* **WHAT YOU ARE ASKED TO DO**
Write out each line that follows exactly as it stands, without the pictures.

▽

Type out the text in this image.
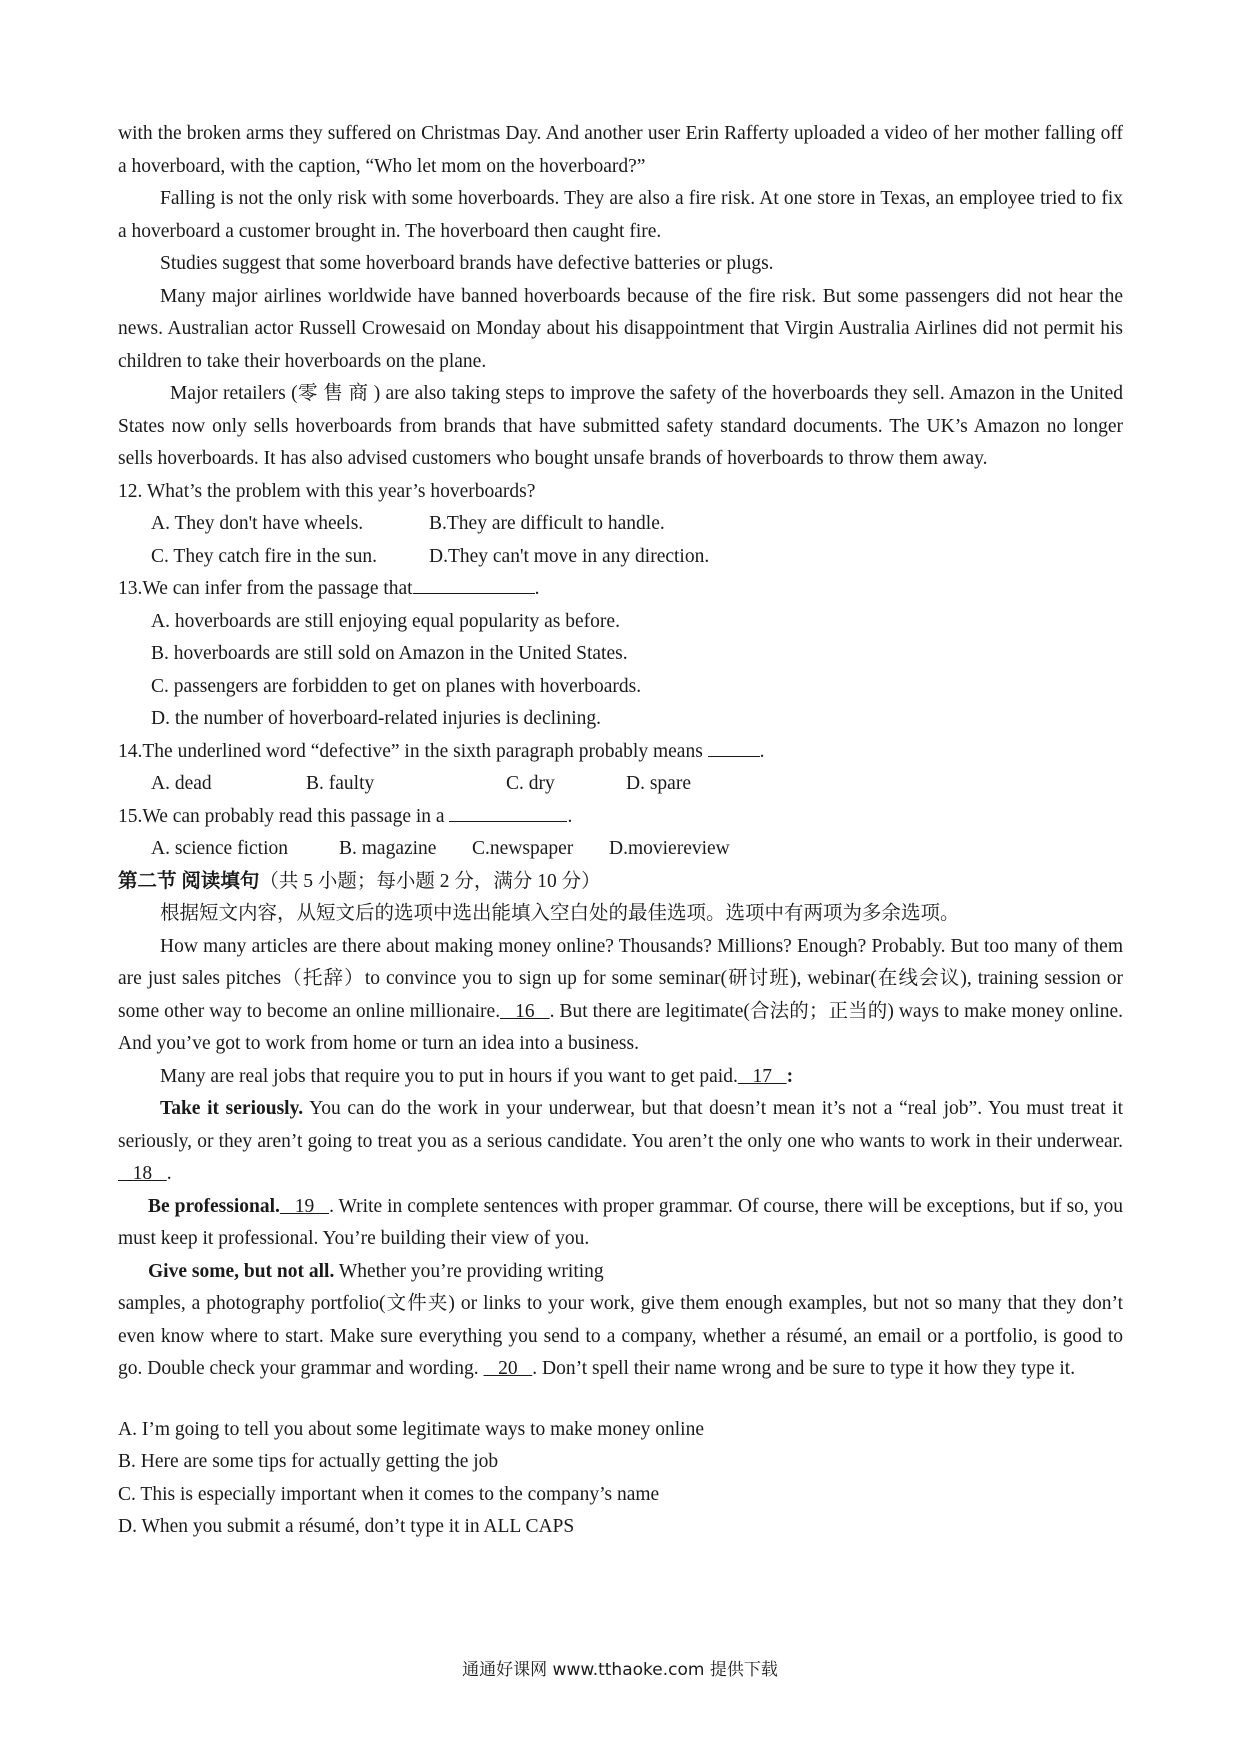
with the broken arms they suffered on Christmas Day. And another user Erin Rafferty uploaded a video of her mother falling off a hoverboard, with the caption, “Who let mom on the hoverboard?”

Falling is not the only risk with some hoverboards. They are also a fire risk. At one store in Texas, an employee tried to fix a hoverboard a customer brought in. The hoverboard then caught fire.

Studies suggest that some hoverboard brands have defective batteries or plugs.

Many major airlines worldwide have banned hoverboards because of the fire risk. But some passengers did not hear the news. Australian actor Russell Crowesaid on Monday about his disappointment that Virgin Australia Airlines did not permit his children to take their hoverboards on the plane.

Major retailers (零 售 商 ) are also taking steps to improve the safety of the hoverboards they sell. Amazon in the United States now only sells hoverboards from brands that have submitted safety standard documents. The UK’s Amazon no longer sells hoverboards. It has also advised customers who bought unsafe brands of hoverboards to throw them away.

12. What’s the problem with this year’s hoverboards?

A. They don't have wheels.	B.They are difficult to handle.
C. They catch fire in the sun.	D.They can't move in any direction.

13.We can infer from the passage that	.

A. hoverboards are still enjoying equal popularity as before.

B. hoverboards are still sold on Amazon in the United States.

C. passengers are forbidden to get on planes with hoverboards.

D. the number of hoverboard-related injuries is declining.

14.The underlined word “defective” in the sixth paragraph probably means	.

A. dead	B. faulty	C. dry	D. spare

15.We can probably read this passage in a	.

A. science fiction	B. magazine	C.newspaper	D.moviereview

第二节 阅读填句（共 5 小题；每小题 2 分，满分 10 分）

根据短文内容，从短文后的选项中选出能填入空白处的最佳选项。选项中有两项为多余选项。

How many articles are there about making money online? Thousands? Millions? Enough? Probably. But too many of them are just sales pitches（托辞）to convince you to sign up for some seminar(研讨班), webinar(在线会议), training session or some other way to become an online millionaire.   16   . But there are legitimate(合法的；正当的) ways to make money online. And you’ve got to work from home or turn an idea into a business.

Many are real jobs that require you to put in hours if you want to get paid.   17   :

Take it seriously. You can do the work in your underwear, but that doesn’t mean it’s not a “real job”. You must treat it seriously, or they aren’t going to treat you as a serious candidate. You aren’t the only one who wants to work in their underwear.   18   .

Be professional.   19   . Write in complete sentences with proper grammar. Of course, there will be exceptions, but if so, you must keep it professional. You’re building their view of you.

Give some, but not all. Whether you’re providing writing

samples, a photography portfolio(文件夹) or links to your work, give them enough examples, but not so many that they don’t even know where to start. Make sure everything you send to a company, whether a résumé, an email or a portfolio, is good to go. Double check your grammar and wording.    20   . Don’t spell their name wrong and be sure to type it how they type it.

A. I’m going to tell you about some legitimate ways to make money online

B. Here are some tips for actually getting the job

C. This is especially important when it comes to the company’s name

D. When you submit a résumé, don’t type it in ALL CAPS

通通好课网 www.tthaoke.com 提供下载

△

* **EXERCISE RESPONSE**
Type out the text in this image.
with the broken arms they suffered on Christmas Day. And another user Erin Rafferty uploaded a video of her mother falling off a hoverboard, with the caption, “Who let mom on the hoverboard?”

Falling is not the only risk with some hoverboards. They are also a fire risk. At one store in Texas, an employee tried to fix a hoverboard a customer brought in. The hoverboard then caught fire.

Studies suggest that some hoverboard brands have defective batteries or plugs.

Many major airlines worldwide have banned hoverboards because of the fire risk. But some passengers did not hear the news. Australian actor Russell Crowesaid on Monday about his disappointment that Virgin Australia Airlines did not permit his children to take their hoverboards on the plane.

Major retailers (零 售 商 ) are also taking steps to improve the safety of the hoverboards they sell. Amazon in the United States now only sells hoverboards from brands that have submitted safety standard documents. The UK’s Amazon no longer sells hoverboards. It has also advised customers who bought unsafe brands of hoverboards to throw them away.

12. What’s the problem with this year’s hoverboards?

A. They don't have wheels.	B.They are difficult to handle.
C. They catch fire in the sun.	D.They can't move in any direction.

13.We can infer from the passage that	.

A. hoverboards are still enjoying equal popularity as before.

B. hoverboards are still sold on Amazon in the United States.

C. passengers are forbidden to get on planes with hoverboards.

D. the number of hoverboard-related injuries is declining.

14.The underlined word “defective” in the sixth paragraph probably means	.

A. dead	B. faulty	C. dry	D. spare

15.We can probably read this passage in a	.

A. science fiction	B. magazine	C.newspaper	D.moviereview

第二节 阅读填句（共 5 小题；每小题 2 分，满分 10 分）

根据短文内容，从短文后的选项中选出能填入空白处的最佳选项。选项中有两项为多余选项。

How many articles are there about making money online? Thousands? Millions? Enough? Probably. But too many of them are just sales pitches（托辞）to convince you to sign up for some seminar(研讨班), webinar(在线会议), training session or some other way to become an online millionaire.   16   . But there are legitimate(合法的；正当的) ways to make money online. And you’ve got to work from home or turn an idea into a business.

Many are real jobs that require you to put in hours if you want to get paid.   17   :

Take it seriously. You can do the work in your underwear, but that doesn’t mean it’s not a “real job”. You must treat it seriously, or they aren’t going to treat you as a serious candidate. You aren’t the only one who wants to work in their underwear.   18   .

Be professional.   19   . Write in complete sentences with proper grammar. Of course, there will be exceptions, but if so, you must keep it professional. You’re building their view of you.

Give some, but not all. Whether you’re providing writing

samples, a photography portfolio(文件夹) or links to your work, give them enough examples, but not so many that they don’t even know where to start. Make sure everything you send to a company, whether a résumé, an email or a portfolio, is good to go. Double check your grammar and wording.    20   . Don’t spell their name wrong and be sure to type it how they type it.

A. I’m going to tell you about some legitimate ways to make money online

B. Here are some tips for actually getting the job

C. This is especially important when it comes to the company’s name

D. When you submit a résumé, don’t type it in ALL CAPS

通通好课网 www.tthaoke.com 提供下载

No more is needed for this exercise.